_Written task_. From the line containing "Convert this document image to plain text." to the very last line, repeat everything exactly and add nothing else. Skip the pictures.
---------- Source data ----------
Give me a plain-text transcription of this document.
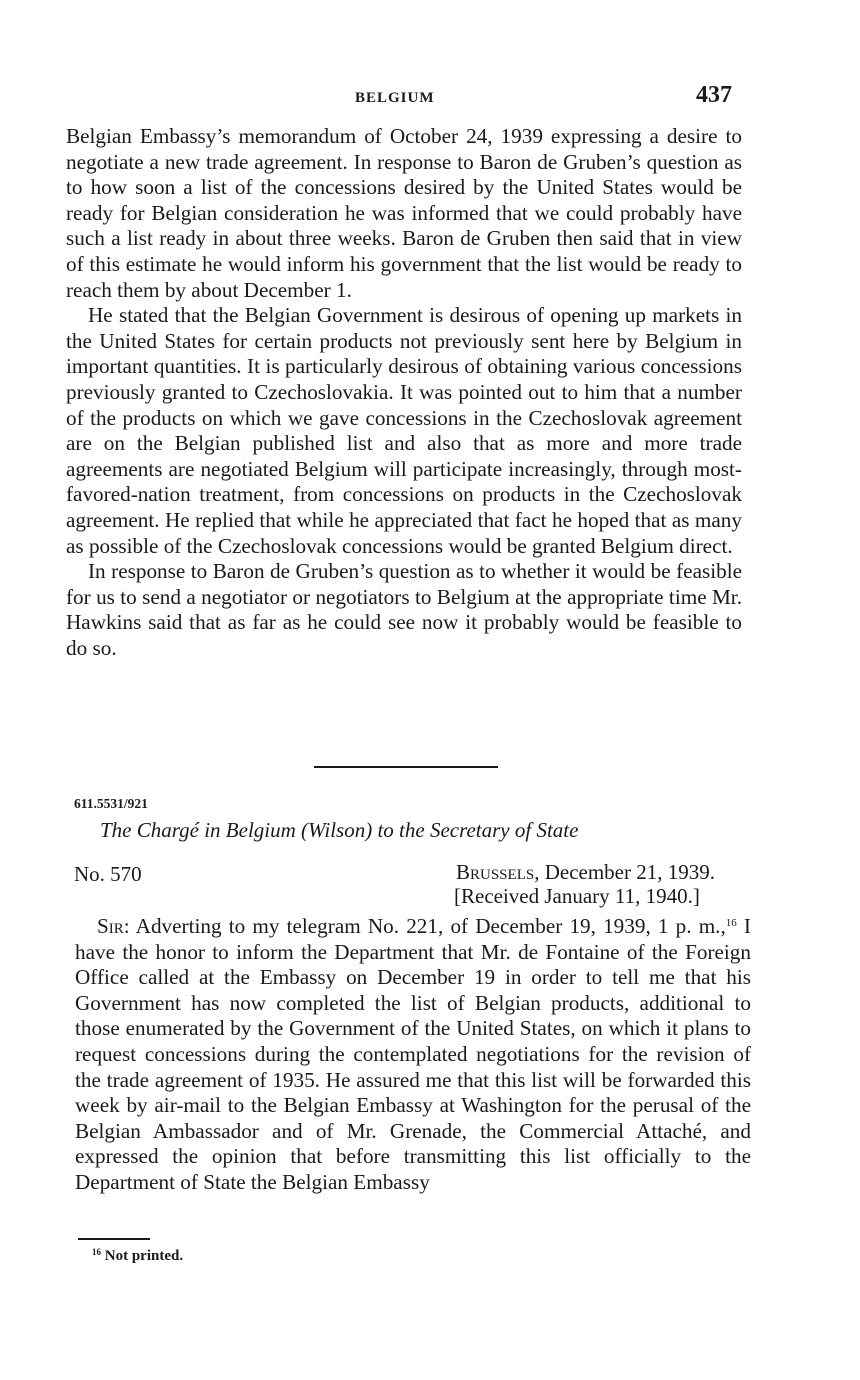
BELGIUM	437

Belgian Embassy’s memorandum of October 24, 1939 expressing a desire to negotiate a new trade agreement. In response to Baron de Gruben’s question as to how soon a list of the concessions desired by the United States would be ready for Belgian consideration he was informed that we could probably have such a list ready in about three weeks. Baron de Gruben then said that in view of this estimate he would inform his government that the list would be ready to reach them by about December 1.

He stated that the Belgian Government is desirous of opening up markets in the United States for certain products not previously sent here by Belgium in important quantities. It is particularly desirous of obtaining various concessions previously granted to Czechoslovakia. It was pointed out to him that a number of the products on which we gave concessions in the Czechoslovak agreement are on the Belgian published list and also that as more and more trade agreements are negotiated Belgium will participate increasingly, through most-favored-nation treatment, from concessions on products in the Czechoslovak agreement. He replied that while he appreciated that fact he hoped that as many as possible of the Czechoslovak concessions would be granted Belgium direct.

In response to Baron de Gruben’s question as to whether it would be feasible for us to send a negotiator or negotiators to Belgium at the appropriate time Mr. Hawkins said that as far as he could see now it probably would be feasible to do so.

611.5531/921
The Chargé in Belgium (Wilson) to the Secretary of State
No. 570	Brussels, December 21, 1939.
[Received January 11, 1940.]

Sir: Adverting to my telegram No. 221, of December 19, 1939, 1 p. m.,$^{16}$ I have the honor to inform the Department that Mr. de Fontaine of the Foreign Office called at the Embassy on December 19 in order to tell me that his Government has now completed the list of Belgian products, additional to those enumerated by the Government of the United States, on which it plans to request concessions during the contemplated negotiations for the revision of the trade agreement of 1935. He assured me that this list will be forwarded this week by air-mail to the Belgian Embassy at Washington for the perusal of the Belgian Ambassador and of Mr. Grenade, the Commercial Attaché, and expressed the opinion that before transmitting this list officially to the Department of State the Belgian Embassy

$^{16}$ Not printed.
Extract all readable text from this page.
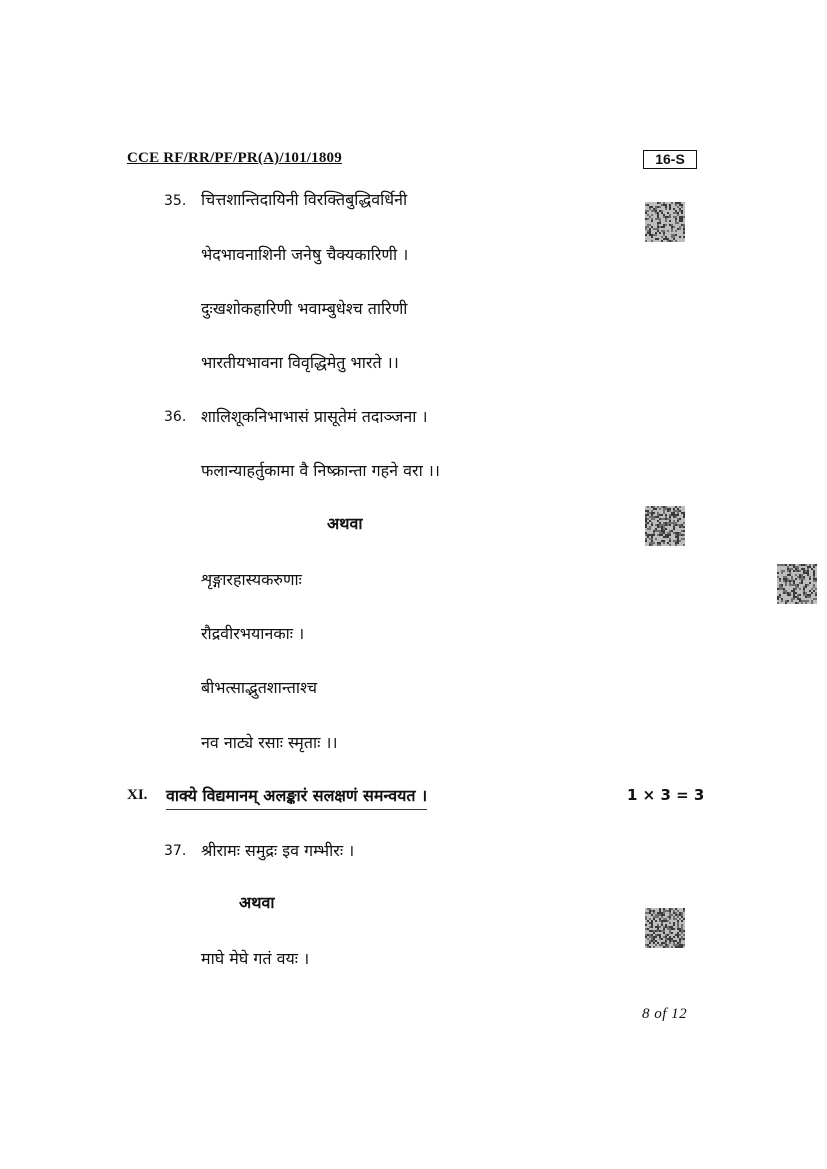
CCE RF/RR/PF/PR(A)/101/1809	16-S
35. चित्तशान्तिदायिनी विरक्तिबुद्धिवर्धिनी
भेदभावनाशिनी जनेषु चैक्यकारिणी ।
दुःखशोकहारिणी भवाम्बुधेश्च तारिणी
भारतीयभावना विवृद्धिमेतु भारते ।।
36. शालिशूकनिभाभासं प्रासूतेमं तदाञ्जना ।
फलान्याहर्तुकामा वै निष्क्रान्ता गहने वरा ।।
अथवा
शृङ्गारहास्यकरुणाः
रौद्रवीरभयानकाः ।
बीभत्साद्भुतशान्ताश्च
नव नाट्ये रसाः स्मृताः ।।
XI. वाक्ये विद्यमानम् अलङ्कारं सलक्षणं समन्वयत ।	1 × 3 = 3
37. श्रीरामः समुद्रः इव गम्भीरः ।
अथवा
माघे मेघे गतं वयः ।
8 of 12
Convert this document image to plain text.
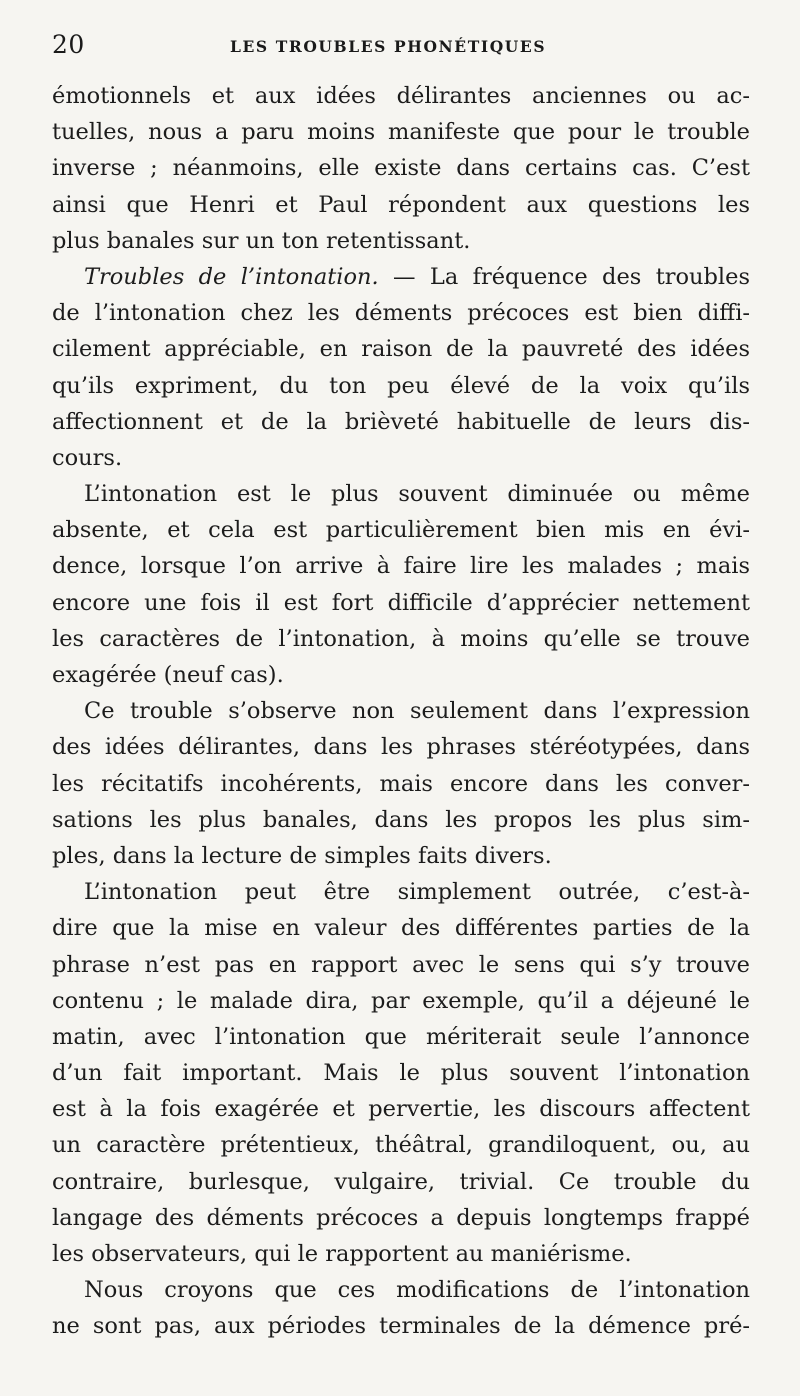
20	LES TROUBLES PHONÉTIQUES
émotionnels et aux idées délirantes anciennes ou ac-
tuelles, nous a paru moins manifeste que pour le trouble
inverse ; néanmoins, elle existe dans certains cas. C’est
ainsi que Henri et Paul répondent aux questions les
plus banales sur un ton retentissant.
Troubles de l’intonation. — La fréquence des troubles
de l’intonation chez les déments précoces est bien diffi-
cilement appréciable, en raison de la pauvreté des idées
qu’ils expriment, du ton peu élevé de la voix qu’ils
affectionnent et de la brièveté habituelle de leurs dis-
cours.
L’intonation est le plus souvent diminuée ou même
absente, et cela est particulièrement bien mis en évi-
dence, lorsque l’on arrive à faire lire les malades ; mais
encore une fois il est fort difficile d’apprécier nettement
les caractères de l’intonation, à moins qu’elle se trouve
exagérée (neuf cas).
Ce trouble s’observe non seulement dans l’expression
des idées délirantes, dans les phrases stéréotypées, dans
les récitatifs incohérents, mais encore dans les conver-
sations les plus banales, dans les propos les plus sim-
ples, dans la lecture de simples faits divers.
L’intonation peut être simplement outrée, c’est-à-
dire que la mise en valeur des différentes parties de la
phrase n’est pas en rapport avec le sens qui s’y trouve
contenu ; le malade dira, par exemple, qu’il a déjeuné le
matin, avec l’intonation que mériterait seule l’annonce
d’un fait important. Mais le plus souvent l’intonation
est à la fois exagérée et pervertie, les discours affectent
un caractère prétentieux, théâtral, grandiloquent, ou, au
contraire, burlesque, vulgaire, trivial. Ce trouble du
langage des déments précoces a depuis longtemps frappé
les observateurs, qui le rapportent au maniérisme.
Nous croyons que ces modifications de l’intonation
ne sont pas, aux périodes terminales de la démence pré-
----------
_Complete response_.
Convert this document image to plain text.
20	LES TROUBLES PHONÉTIQUES
émotionnels et aux idées délirantes anciennes ou ac-
tuelles, nous a paru moins manifeste que pour le trouble
inverse ; néanmoins, elle existe dans certains cas. C’est
ainsi que Henri et Paul répondent aux questions les
plus banales sur un ton retentissant.
Troubles de l’intonation. — La fréquence des troubles
de l’intonation chez les déments précoces est bien diffi-
cilement appréciable, en raison de la pauvreté des idées
qu’ils expriment, du ton peu élevé de la voix qu’ils
affectionnent et de la brièveté habituelle de leurs dis-
cours.
L’intonation est le plus souvent diminuée ou même
absente, et cela est particulièrement bien mis en évi-
dence, lorsque l’on arrive à faire lire les malades ; mais
encore une fois il est fort difficile d’apprécier nettement
les caractères de l’intonation, à moins qu’elle se trouve
exagérée (neuf cas).
Ce trouble s’observe non seulement dans l’expression
des idées délirantes, dans les phrases stéréotypées, dans
les récitatifs incohérents, mais encore dans les conver-
sations les plus banales, dans les propos les plus sim-
ples, dans la lecture de simples faits divers.
L’intonation peut être simplement outrée, c’est-à-
dire que la mise en valeur des différentes parties de la
phrase n’est pas en rapport avec le sens qui s’y trouve
contenu ; le malade dira, par exemple, qu’il a déjeuné le
matin, avec l’intonation que mériterait seule l’annonce
d’un fait important. Mais le plus souvent l’intonation
est à la fois exagérée et pervertie, les discours affectent
un caractère prétentieux, théâtral, grandiloquent, ou, au
contraire, burlesque, vulgaire, trivial. Ce trouble du
langage des déments précoces a depuis longtemps frappé
les observateurs, qui le rapportent au maniérisme.
Nous croyons que ces modifications de l’intonation
ne sont pas, aux périodes terminales de la démence pré-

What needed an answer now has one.